Written exercise - Filter the listing below, copying every line in which the word "pattern" appears.

(Saved data entries)
** begin **

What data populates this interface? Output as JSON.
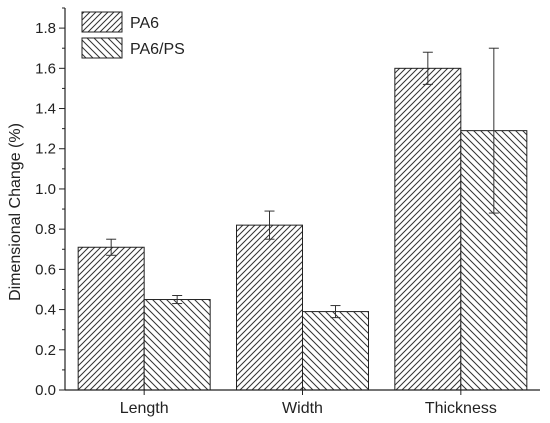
{
  "chart_data": {
    "type": "bar",
    "title": "",
    "xlabel": "",
    "ylabel": "Dimensional Change (%)",
    "ylim": [
      0.0,
      1.9
    ],
    "y_ticks": [
      "0.0",
      "0.2",
      "0.4",
      "0.6",
      "0.8",
      "1.0",
      "1.2",
      "1.4",
      "1.6",
      "1.8"
    ],
    "grid": false,
    "legend_position": "top-left",
    "categories": [
      "Length",
      "Width",
      "Thickness"
    ],
    "series": [
      {
        "name": "PA6",
        "values": [
          0.71,
          0.82,
          1.6
        ],
        "errors": [
          0.04,
          0.07,
          0.08
        ],
        "pattern": "diagonal-up"
      },
      {
        "name": "PA6/PS",
        "values": [
          0.45,
          0.39,
          1.29
        ],
        "errors": [
          0.02,
          0.03,
          0.41
        ],
        "pattern": "diagonal-down"
      }
    ]
  }
}
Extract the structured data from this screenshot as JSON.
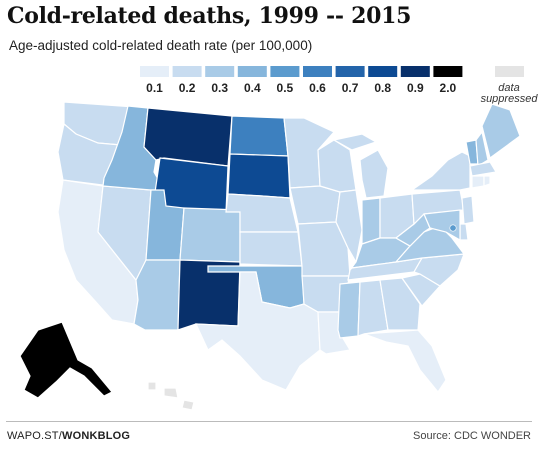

** end **

Task answer -
        "pattern": "diagonal-up"
        "pattern": "diagonal-down"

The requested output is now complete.